Figure collection entries:
-.-.-

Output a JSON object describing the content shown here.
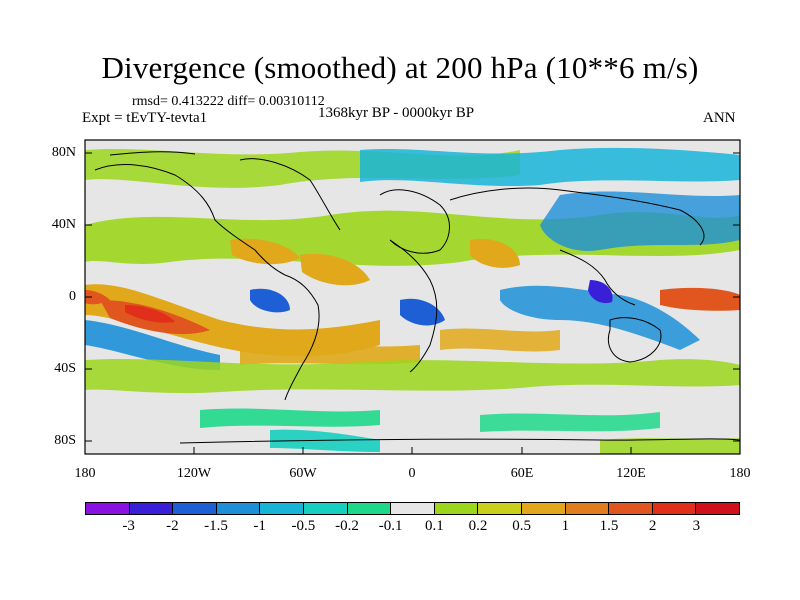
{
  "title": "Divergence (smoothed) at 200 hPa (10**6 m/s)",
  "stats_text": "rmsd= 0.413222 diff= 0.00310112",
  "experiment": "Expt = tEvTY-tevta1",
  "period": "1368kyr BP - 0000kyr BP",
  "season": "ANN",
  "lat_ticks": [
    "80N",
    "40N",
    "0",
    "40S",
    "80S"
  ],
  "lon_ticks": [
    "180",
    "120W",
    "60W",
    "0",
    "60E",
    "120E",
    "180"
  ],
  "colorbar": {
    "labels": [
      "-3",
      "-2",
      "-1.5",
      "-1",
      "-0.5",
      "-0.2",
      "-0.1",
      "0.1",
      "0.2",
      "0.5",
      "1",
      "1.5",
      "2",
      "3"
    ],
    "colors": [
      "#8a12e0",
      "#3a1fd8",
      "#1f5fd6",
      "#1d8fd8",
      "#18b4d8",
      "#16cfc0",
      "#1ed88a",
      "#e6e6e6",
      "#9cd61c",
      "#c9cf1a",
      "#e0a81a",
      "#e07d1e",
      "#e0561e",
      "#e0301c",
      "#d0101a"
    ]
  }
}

-.-.-

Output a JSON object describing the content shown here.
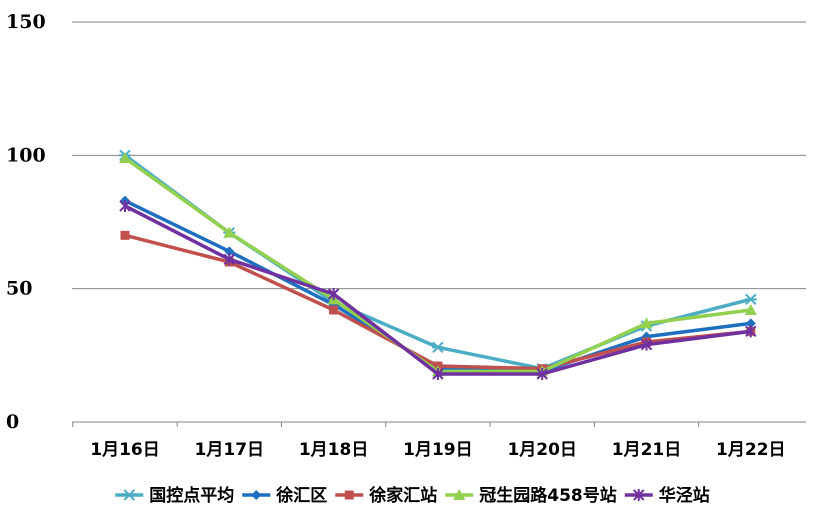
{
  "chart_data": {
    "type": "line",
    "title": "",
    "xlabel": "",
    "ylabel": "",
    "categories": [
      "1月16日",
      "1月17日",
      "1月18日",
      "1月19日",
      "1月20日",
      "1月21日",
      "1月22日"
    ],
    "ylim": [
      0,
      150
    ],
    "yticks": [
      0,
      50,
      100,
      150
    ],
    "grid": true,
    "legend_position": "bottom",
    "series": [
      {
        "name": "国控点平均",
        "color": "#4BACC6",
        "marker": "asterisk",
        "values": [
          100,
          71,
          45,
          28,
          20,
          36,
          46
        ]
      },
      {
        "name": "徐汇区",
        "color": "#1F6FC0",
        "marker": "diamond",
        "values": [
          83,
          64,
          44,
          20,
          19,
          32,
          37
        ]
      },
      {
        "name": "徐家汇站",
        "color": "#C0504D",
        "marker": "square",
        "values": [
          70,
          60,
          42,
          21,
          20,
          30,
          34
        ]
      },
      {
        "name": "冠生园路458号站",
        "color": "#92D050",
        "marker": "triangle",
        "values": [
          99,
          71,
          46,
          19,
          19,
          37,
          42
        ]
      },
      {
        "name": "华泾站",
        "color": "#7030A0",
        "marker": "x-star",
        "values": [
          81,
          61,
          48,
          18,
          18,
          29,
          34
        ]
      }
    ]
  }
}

-.-.-

Copy each line of the data that contains the word "name".

        "name": "国控点平均",
        "name": "徐汇区",
        "name": "徐家汇站",
        "name": "冠生园路458号站",
        "name": "华泾站",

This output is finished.